**Required work:** Every line of the material is to be repeated exactly as it stands.
Start Exercise materials
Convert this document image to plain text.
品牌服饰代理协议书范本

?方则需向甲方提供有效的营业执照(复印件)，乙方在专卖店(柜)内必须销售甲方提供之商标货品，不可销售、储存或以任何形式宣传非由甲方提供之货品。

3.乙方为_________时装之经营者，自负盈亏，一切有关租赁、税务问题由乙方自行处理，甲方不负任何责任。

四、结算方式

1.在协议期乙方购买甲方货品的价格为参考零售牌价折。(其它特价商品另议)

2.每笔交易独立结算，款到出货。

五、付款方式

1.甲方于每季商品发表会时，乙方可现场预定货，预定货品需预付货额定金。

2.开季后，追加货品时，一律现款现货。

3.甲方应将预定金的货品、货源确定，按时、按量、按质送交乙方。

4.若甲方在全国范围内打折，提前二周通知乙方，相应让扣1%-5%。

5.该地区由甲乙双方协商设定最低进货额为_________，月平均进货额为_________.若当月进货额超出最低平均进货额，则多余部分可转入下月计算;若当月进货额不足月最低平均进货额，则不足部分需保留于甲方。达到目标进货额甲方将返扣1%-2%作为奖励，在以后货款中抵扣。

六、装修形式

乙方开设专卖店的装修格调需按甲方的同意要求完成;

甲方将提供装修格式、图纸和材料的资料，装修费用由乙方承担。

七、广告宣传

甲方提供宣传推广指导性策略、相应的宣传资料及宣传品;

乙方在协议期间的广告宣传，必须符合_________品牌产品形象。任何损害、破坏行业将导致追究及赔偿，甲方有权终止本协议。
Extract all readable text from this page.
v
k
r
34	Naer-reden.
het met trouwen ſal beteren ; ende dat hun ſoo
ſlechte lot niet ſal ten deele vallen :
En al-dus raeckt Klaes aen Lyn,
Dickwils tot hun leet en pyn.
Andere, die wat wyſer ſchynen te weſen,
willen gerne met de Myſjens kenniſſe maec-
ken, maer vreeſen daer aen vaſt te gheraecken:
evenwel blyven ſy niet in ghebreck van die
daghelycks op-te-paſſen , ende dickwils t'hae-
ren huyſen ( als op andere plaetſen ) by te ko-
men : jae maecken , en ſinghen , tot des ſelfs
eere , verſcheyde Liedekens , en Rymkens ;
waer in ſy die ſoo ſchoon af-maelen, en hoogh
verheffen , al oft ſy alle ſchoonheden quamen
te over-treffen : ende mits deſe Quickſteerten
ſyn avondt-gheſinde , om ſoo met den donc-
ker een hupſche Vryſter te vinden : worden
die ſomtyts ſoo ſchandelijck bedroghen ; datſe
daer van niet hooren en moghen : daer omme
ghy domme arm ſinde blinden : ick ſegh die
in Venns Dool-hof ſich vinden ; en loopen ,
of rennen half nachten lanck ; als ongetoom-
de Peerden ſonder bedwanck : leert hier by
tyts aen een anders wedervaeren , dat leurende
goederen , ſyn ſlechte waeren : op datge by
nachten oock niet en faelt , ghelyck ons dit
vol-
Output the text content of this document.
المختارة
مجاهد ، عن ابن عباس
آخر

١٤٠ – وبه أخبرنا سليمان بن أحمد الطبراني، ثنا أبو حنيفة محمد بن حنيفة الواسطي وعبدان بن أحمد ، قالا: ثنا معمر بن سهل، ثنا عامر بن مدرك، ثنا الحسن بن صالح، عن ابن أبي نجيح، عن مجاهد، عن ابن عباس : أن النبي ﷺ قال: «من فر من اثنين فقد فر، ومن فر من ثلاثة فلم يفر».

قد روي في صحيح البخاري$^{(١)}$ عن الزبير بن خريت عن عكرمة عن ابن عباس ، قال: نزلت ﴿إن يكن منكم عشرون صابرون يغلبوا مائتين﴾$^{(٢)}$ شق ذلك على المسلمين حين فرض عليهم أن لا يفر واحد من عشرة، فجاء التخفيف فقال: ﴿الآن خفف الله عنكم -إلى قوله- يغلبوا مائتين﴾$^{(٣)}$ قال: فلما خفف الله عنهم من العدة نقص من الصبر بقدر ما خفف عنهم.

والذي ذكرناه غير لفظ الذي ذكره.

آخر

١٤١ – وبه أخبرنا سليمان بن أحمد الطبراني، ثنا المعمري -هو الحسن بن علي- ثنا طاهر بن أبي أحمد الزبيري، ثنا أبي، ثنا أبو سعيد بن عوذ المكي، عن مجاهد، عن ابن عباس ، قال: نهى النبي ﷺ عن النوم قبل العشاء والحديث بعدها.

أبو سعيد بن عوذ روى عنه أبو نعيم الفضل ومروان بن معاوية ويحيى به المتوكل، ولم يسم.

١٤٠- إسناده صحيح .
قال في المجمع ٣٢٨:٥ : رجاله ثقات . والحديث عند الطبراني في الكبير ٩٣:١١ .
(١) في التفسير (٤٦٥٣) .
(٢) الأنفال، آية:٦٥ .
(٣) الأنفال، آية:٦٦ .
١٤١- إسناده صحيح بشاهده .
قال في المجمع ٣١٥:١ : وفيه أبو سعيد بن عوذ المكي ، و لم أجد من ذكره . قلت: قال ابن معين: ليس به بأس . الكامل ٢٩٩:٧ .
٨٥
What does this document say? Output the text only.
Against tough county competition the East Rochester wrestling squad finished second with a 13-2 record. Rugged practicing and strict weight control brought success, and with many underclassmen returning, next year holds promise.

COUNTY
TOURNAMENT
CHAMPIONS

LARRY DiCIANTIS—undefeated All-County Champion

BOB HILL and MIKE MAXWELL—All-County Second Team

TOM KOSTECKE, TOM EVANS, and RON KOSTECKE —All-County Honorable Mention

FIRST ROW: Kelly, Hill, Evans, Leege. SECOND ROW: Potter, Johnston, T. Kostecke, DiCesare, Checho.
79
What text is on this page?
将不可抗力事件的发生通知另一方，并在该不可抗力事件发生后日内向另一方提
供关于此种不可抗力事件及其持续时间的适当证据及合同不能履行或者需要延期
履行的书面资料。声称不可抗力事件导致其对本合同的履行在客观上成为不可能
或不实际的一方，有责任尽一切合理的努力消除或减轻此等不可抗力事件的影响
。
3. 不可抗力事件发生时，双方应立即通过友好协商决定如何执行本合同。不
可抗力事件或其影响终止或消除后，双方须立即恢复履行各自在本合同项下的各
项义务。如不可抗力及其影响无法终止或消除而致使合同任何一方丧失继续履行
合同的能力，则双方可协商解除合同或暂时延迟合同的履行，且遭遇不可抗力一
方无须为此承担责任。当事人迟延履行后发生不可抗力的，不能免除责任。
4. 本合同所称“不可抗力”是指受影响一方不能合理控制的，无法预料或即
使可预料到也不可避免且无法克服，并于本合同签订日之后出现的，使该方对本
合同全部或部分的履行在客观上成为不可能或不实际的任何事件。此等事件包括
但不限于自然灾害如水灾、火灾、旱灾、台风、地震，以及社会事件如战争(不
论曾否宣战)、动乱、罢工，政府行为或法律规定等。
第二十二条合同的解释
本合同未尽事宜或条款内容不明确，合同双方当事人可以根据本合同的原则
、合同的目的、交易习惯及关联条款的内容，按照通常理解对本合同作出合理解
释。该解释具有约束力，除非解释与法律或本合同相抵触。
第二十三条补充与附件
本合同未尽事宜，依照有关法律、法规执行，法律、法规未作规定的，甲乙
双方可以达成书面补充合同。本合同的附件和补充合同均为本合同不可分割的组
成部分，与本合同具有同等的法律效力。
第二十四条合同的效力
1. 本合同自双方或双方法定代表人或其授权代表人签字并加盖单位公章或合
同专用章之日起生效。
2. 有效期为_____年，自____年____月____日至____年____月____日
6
End Exercise materials
**Output of the exercise:**
Convert this document image to plain text.
品牌服饰代理协议书范本

?方则需向甲方提供有效的营业执照(复印件)，乙方在专卖店(柜)内必须销售甲方提供之商标货品，不可销售、储存或以任何形式宣传非由甲方提供之货品。

3.乙方为_________时装之经营者，自负盈亏，一切有关租赁、税务问题由乙方自行处理，甲方不负任何责任。

四、结算方式

1.在协议期乙方购买甲方货品的价格为参考零售牌价折。(其它特价商品另议)

2.每笔交易独立结算，款到出货。

五、付款方式

1.甲方于每季商品发表会时，乙方可现场预定货，预定货品需预付货额定金。

2.开季后，追加货品时，一律现款现货。

3.甲方应将预定金的货品、货源确定，按时、按量、按质送交乙方。

4.若甲方在全国范围内打折，提前二周通知乙方，相应让扣1%-5%。

5.该地区由甲乙双方协商设定最低进货额为_________，月平均进货额为_________.若当月进货额超出最低平均进货额，则多余部分可转入下月计算;若当月进货额不足月最低平均进货额，则不足部分需保留于甲方。达到目标进货额甲方将返扣1%-2%作为奖励，在以后货款中抵扣。

六、装修形式

乙方开设专卖店的装修格调需按甲方的同意要求完成;

甲方将提供装修格式、图纸和材料的资料，装修费用由乙方承担。

七、广告宣传

甲方提供宣传推广指导性策略、相应的宣传资料及宣传品;

乙方在协议期间的广告宣传，必须符合_________品牌产品形象。任何损害、破坏行业将导致追究及赔偿，甲方有权终止本协议。
Extract all readable text from this page.
v
k
r
34	Naer-reden.
het met trouwen ſal beteren ; ende dat hun ſoo
ſlechte lot niet ſal ten deele vallen :
En al-dus raeckt Klaes aen Lyn,
Dickwils tot hun leet en pyn.
Andere, die wat wyſer ſchynen te weſen,
willen gerne met de Myſjens kenniſſe maec-
ken, maer vreeſen daer aen vaſt te gheraecken:
evenwel blyven ſy niet in ghebreck van die
daghelycks op-te-paſſen , ende dickwils t'hae-
ren huyſen ( als op andere plaetſen ) by te ko-
men : jae maecken , en ſinghen , tot des ſelfs
eere , verſcheyde Liedekens , en Rymkens ;
waer in ſy die ſoo ſchoon af-maelen, en hoogh
verheffen , al oft ſy alle ſchoonheden quamen
te over-treffen : ende mits deſe Quickſteerten
ſyn avondt-gheſinde , om ſoo met den donc-
ker een hupſche Vryſter te vinden : worden
die ſomtyts ſoo ſchandelijck bedroghen ; datſe
daer van niet hooren en moghen : daer omme
ghy domme arm ſinde blinden : ick ſegh die
in Venns Dool-hof ſich vinden ; en loopen ,
of rennen half nachten lanck ; als ongetoom-
de Peerden ſonder bedwanck : leert hier by
tyts aen een anders wedervaeren , dat leurende
goederen , ſyn ſlechte waeren : op datge by
nachten oock niet en faelt , ghelyck ons dit
vol-
Output the text content of this document.
المختارة
مجاهد ، عن ابن عباس
آخر

١٤٠ – وبه أخبرنا سليمان بن أحمد الطبراني، ثنا أبو حنيفة محمد بن حنيفة الواسطي وعبدان بن أحمد ، قالا: ثنا معمر بن سهل، ثنا عامر بن مدرك، ثنا الحسن بن صالح، عن ابن أبي نجيح، عن مجاهد، عن ابن عباس : أن النبي ﷺ قال: «من فر من اثنين فقد فر، ومن فر من ثلاثة فلم يفر».

قد روي في صحيح البخاري$^{(١)}$ عن الزبير بن خريت عن عكرمة عن ابن عباس ، قال: نزلت ﴿إن يكن منكم عشرون صابرون يغلبوا مائتين﴾$^{(٢)}$ شق ذلك على المسلمين حين فرض عليهم أن لا يفر واحد من عشرة، فجاء التخفيف فقال: ﴿الآن خفف الله عنكم -إلى قوله- يغلبوا مائتين﴾$^{(٣)}$ قال: فلما خفف الله عنهم من العدة نقص من الصبر بقدر ما خفف عنهم.

والذي ذكرناه غير لفظ الذي ذكره.

آخر

١٤١ – وبه أخبرنا سليمان بن أحمد الطبراني، ثنا المعمري -هو الحسن بن علي- ثنا طاهر بن أبي أحمد الزبيري، ثنا أبي، ثنا أبو سعيد بن عوذ المكي، عن مجاهد، عن ابن عباس ، قال: نهى النبي ﷺ عن النوم قبل العشاء والحديث بعدها.

أبو سعيد بن عوذ روى عنه أبو نعيم الفضل ومروان بن معاوية ويحيى به المتوكل، ولم يسم.

١٤٠- إسناده صحيح .
قال في المجمع ٣٢٨:٥ : رجاله ثقات . والحديث عند الطبراني في الكبير ٩٣:١١ .
(١) في التفسير (٤٦٥٣) .
(٢) الأنفال، آية:٦٥ .
(٣) الأنفال، آية:٦٦ .
١٤١- إسناده صحيح بشاهده .
قال في المجمع ٣١٥:١ : وفيه أبو سعيد بن عوذ المكي ، و لم أجد من ذكره . قلت: قال ابن معين: ليس به بأس . الكامل ٢٩٩:٧ .
٨٥
What does this document say? Output the text only.
Against tough county competition the East Rochester wrestling squad finished second with a 13-2 record. Rugged practicing and strict weight control brought success, and with many underclassmen returning, next year holds promise.

COUNTY
TOURNAMENT
CHAMPIONS

LARRY DiCIANTIS—undefeated All-County Champion

BOB HILL and MIKE MAXWELL—All-County Second Team

TOM KOSTECKE, TOM EVANS, and RON KOSTECKE —All-County Honorable Mention

FIRST ROW: Kelly, Hill, Evans, Leege. SECOND ROW: Potter, Johnston, T. Kostecke, DiCesare, Checho.
79
What text is on this page?
将不可抗力事件的发生通知另一方，并在该不可抗力事件发生后日内向另一方提
供关于此种不可抗力事件及其持续时间的适当证据及合同不能履行或者需要延期
履行的书面资料。声称不可抗力事件导致其对本合同的履行在客观上成为不可能
或不实际的一方，有责任尽一切合理的努力消除或减轻此等不可抗力事件的影响
。
3. 不可抗力事件发生时，双方应立即通过友好协商决定如何执行本合同。不
可抗力事件或其影响终止或消除后，双方须立即恢复履行各自在本合同项下的各
项义务。如不可抗力及其影响无法终止或消除而致使合同任何一方丧失继续履行
合同的能力，则双方可协商解除合同或暂时延迟合同的履行，且遭遇不可抗力一
方无须为此承担责任。当事人迟延履行后发生不可抗力的，不能免除责任。
4. 本合同所称“不可抗力”是指受影响一方不能合理控制的，无法预料或即
使可预料到也不可避免且无法克服，并于本合同签订日之后出现的，使该方对本
合同全部或部分的履行在客观上成为不可能或不实际的任何事件。此等事件包括
但不限于自然灾害如水灾、火灾、旱灾、台风、地震，以及社会事件如战争(不
论曾否宣战)、动乱、罢工，政府行为或法律规定等。
第二十二条合同的解释
本合同未尽事宜或条款内容不明确，合同双方当事人可以根据本合同的原则
、合同的目的、交易习惯及关联条款的内容，按照通常理解对本合同作出合理解
释。该解释具有约束力，除非解释与法律或本合同相抵触。
第二十三条补充与附件
本合同未尽事宜，依照有关法律、法规执行，法律、法规未作规定的，甲乙
双方可以达成书面补充合同。本合同的附件和补充合同均为本合同不可分割的组
成部分，与本合同具有同等的法律效力。
第二十四条合同的效力
1. 本合同自双方或双方法定代表人或其授权代表人签字并加盖单位公章或合
同专用章之日起生效。
2. 有效期为_____年，自____年____月____日至____年____月____日
6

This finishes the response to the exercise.